__EXERCISES__.
#1 From the last paragraph of the article on oxytocin and autism, list everything that oxytocin is said to be linked to or believed to boost.
#2 Reproduce the stretch of the article on oxytocin and autism from "Can a Spritz" through "at Stanford University.", word for word.

Can a Spritz of ‘Love Hormone’ Help Kids With Autism?Last Updated: July 10, 2017. Researchers seek to boost social abilities in small study.
By Randy Dotinga
MONDAY, July 10, 2017 (HealthDay News) -- Social skills of children with autism appeared to improve slightly after a nasal spritz of oxytocin, the so-called "love hormone," researchers report.
However, the study was small, and it's not clear if the typical improvement in "social responsiveness" was significant enough to be noticeable.
"I wouldn't throw a parade over it," said study lead author Karen Parker, a neuroscientist and associate professor at Stanford University.
But the findings point to avenues for future research, Parker said, especially because kids with the lowest levels of oxytocin in their bodies seemed to benefit the most.
"Better understanding the individual differences in the biology of patients may hold the key to critically assessing which patients the drug will benefit," she said.
Social difficulties and poor verbal communication are hallmarks of autism spectrum disorder. Symptoms can range from mild to severe, with 1 in 68 U.S. children exhibiting some form of autism. Currently, no approved medications are available to improve social functioning in these kids, the researchers said in background notes.
The hormone oxytocin has been linked to bonding between people, and it's believed to boost trust and empathy. Some studies in recent years have also linked it to better social skills, which has led some practitioners to recommend synthetic oxytocin as an autism treatment.

__GIVEN DATA__.
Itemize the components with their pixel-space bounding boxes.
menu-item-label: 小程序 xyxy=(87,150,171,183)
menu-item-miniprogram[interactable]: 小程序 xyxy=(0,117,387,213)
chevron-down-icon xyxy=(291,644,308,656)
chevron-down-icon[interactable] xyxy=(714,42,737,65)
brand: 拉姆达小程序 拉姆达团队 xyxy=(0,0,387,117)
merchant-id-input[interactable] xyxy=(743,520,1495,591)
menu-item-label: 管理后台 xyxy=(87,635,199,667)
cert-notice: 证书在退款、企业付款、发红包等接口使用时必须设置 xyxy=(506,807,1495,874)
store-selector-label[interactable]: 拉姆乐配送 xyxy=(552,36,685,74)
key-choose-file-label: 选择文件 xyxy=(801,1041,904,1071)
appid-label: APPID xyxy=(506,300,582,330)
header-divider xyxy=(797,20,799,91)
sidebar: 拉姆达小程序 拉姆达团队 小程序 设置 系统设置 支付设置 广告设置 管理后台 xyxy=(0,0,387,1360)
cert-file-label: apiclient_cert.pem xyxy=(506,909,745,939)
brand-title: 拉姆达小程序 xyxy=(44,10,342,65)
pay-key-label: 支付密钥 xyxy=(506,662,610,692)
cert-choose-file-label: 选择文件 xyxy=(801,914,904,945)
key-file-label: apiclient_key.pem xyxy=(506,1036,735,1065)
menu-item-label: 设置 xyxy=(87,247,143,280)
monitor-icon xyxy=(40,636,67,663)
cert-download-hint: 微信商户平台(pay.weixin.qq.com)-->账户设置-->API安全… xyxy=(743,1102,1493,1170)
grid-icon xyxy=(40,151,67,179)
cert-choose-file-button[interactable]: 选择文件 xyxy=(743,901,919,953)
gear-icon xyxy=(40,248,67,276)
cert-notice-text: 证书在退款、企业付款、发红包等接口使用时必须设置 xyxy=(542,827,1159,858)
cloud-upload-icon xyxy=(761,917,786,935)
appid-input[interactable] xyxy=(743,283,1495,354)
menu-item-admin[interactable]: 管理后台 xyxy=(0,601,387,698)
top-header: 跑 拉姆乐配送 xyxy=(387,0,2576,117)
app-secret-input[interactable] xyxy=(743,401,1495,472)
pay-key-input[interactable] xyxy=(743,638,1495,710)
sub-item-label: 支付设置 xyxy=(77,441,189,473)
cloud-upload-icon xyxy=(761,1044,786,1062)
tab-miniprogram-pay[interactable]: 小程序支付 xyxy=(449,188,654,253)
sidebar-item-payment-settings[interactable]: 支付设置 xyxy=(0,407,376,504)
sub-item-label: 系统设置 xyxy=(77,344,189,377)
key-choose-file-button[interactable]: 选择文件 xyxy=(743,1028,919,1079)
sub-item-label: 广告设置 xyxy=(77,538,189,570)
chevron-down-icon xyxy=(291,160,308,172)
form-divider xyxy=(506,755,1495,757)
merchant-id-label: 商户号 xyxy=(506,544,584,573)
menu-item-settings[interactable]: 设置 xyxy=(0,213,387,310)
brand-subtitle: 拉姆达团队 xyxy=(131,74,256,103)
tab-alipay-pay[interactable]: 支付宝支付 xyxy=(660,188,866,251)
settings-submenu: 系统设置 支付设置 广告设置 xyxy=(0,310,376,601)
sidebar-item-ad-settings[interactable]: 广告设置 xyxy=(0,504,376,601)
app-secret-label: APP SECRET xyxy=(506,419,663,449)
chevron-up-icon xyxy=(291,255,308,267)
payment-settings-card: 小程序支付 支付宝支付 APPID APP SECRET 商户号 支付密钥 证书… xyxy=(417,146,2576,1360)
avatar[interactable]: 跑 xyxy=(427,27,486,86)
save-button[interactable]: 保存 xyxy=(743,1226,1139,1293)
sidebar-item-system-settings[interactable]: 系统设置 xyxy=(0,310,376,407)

__EXPECTED OUTPUTS__.
#1
- Bonding between people
- Trust
- Empathy
- Better social skills

#2
Can a Spritz of ‘Love Hormone’ Help Kids With Autism?Last Updated: July 10, 2017. Researchers seek to boost social abilities in small study.
By Randy Dotinga
MONDAY, July 10, 2017 (HealthDay News) -- Social skills of children with autism appeared to improve slightly after a nasal spritz of oxytocin, the so-called "love hormone," researchers report.
However, the study was small, and it's not clear if the typical improvement in "social responsiveness" was significant enough to be noticeable.
"I wouldn't throw a parade over it," said study lead author Karen Parker, a neuroscientist and associate professor at Stanford University.